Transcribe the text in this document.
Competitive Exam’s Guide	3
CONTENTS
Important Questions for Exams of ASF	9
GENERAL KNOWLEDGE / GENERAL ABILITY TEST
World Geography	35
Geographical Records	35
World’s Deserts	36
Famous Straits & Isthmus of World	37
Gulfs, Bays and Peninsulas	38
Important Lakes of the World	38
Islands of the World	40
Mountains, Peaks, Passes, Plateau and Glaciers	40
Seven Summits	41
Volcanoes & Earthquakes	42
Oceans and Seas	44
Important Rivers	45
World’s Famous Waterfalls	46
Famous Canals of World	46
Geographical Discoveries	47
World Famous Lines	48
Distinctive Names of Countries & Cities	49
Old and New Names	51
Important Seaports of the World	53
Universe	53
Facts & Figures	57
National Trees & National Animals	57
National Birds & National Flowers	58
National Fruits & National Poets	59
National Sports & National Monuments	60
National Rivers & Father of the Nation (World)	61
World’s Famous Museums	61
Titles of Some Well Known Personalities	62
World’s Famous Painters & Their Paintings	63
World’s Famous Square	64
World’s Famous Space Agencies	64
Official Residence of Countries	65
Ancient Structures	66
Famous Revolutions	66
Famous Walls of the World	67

------------------------

Brief: Look through the entries above and report each line where the string "Famous" occurs.

Task output:
Famous Straits & Isthmus of World	37
World’s Famous Waterfalls	46
Famous Canals of World	46
World Famous Lines	48
World’s Famous Museums	61
World’s Famous Painters & Their Paintings	63
World’s Famous Square	64
World’s Famous Space Agencies	64
Famous Revolutions	66
Famous Walls of the World	67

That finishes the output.